ENTRIES SUPPLIED —
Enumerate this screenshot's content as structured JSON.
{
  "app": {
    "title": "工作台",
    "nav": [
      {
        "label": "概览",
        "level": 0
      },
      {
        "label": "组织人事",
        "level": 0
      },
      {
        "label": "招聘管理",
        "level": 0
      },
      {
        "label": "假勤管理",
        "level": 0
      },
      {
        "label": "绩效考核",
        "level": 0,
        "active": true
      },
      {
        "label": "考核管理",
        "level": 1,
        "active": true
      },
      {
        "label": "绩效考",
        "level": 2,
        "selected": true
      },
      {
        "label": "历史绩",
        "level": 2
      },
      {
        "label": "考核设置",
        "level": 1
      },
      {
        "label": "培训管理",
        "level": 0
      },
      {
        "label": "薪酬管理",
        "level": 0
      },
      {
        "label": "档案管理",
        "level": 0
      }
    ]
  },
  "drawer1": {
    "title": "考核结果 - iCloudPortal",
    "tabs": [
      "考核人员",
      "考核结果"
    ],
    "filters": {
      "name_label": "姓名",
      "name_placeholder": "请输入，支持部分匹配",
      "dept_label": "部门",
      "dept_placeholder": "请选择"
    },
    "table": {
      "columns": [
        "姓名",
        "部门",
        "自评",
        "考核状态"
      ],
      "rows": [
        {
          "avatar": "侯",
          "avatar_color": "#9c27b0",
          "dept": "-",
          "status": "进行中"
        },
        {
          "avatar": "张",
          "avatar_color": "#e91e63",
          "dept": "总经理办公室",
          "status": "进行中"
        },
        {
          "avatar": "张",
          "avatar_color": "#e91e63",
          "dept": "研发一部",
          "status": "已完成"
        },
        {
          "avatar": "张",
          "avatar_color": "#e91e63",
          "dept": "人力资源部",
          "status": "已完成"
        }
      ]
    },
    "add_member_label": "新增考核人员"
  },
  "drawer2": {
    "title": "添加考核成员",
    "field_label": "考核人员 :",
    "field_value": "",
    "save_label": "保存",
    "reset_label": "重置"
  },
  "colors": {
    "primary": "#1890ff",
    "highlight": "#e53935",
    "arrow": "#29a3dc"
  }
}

GIVEN PROBLEM — Write out the entries above once more, without altering anything.

EXPECTED OUTPUT —
Enumerate this screenshot's content as structured JSON.
{
  "app": {
    "title": "工作台",
    "nav": [
      {
        "label": "概览",
        "level": 0
      },
      {
        "label": "组织人事",
        "level": 0
      },
      {
        "label": "招聘管理",
        "level": 0
      },
      {
        "label": "假勤管理",
        "level": 0
      },
      {
        "label": "绩效考核",
        "level": 0,
        "active": true
      },
      {
        "label": "考核管理",
        "level": 1,
        "active": true
      },
      {
        "label": "绩效考",
        "level": 2,
        "selected": true
      },
      {
        "label": "历史绩",
        "level": 2
      },
      {
        "label": "考核设置",
        "level": 1
      },
      {
        "label": "培训管理",
        "level": 0
      },
      {
        "label": "薪酬管理",
        "level": 0
      },
      {
        "label": "档案管理",
        "level": 0
      }
    ]
  },
  "drawer1": {
    "title": "考核结果 - iCloudPortal",
    "tabs": [
      "考核人员",
      "考核结果"
    ],
    "filters": {
      "name_label": "姓名",
      "name_placeholder": "请输入，支持部分匹配",
      "dept_label": "部门",
      "dept_placeholder": "请选择"
    },
    "table": {
      "columns": [
        "姓名",
        "部门",
        "自评",
        "考核状态"
      ],
      "rows": [
        {
          "avatar": "侯",
          "avatar_color": "#9c27b0",
          "dept": "-",
          "status": "进行中"
        },
        {
          "avatar": "张",
          "avatar_color": "#e91e63",
          "dept": "总经理办公室",
          "status": "进行中"
        },
        {
          "avatar": "张",
          "avatar_color": "#e91e63",
          "dept": "研发一部",
          "status": "已完成"
        },
        {
          "avatar": "张",
          "avatar_color": "#e91e63",
          "dept": "人力资源部",
          "status": "已完成"
        }
      ]
    },
    "add_member_label": "新增考核人员"
  },
  "drawer2": {
    "title": "添加考核成员",
    "field_label": "考核人员 :",
    "field_value": "",
    "save_label": "保存",
    "reset_label": "重置"
  },
  "colors": {
    "primary": "#1890ff",
    "highlight": "#e53935",
    "arrow": "#29a3dc"
  }
}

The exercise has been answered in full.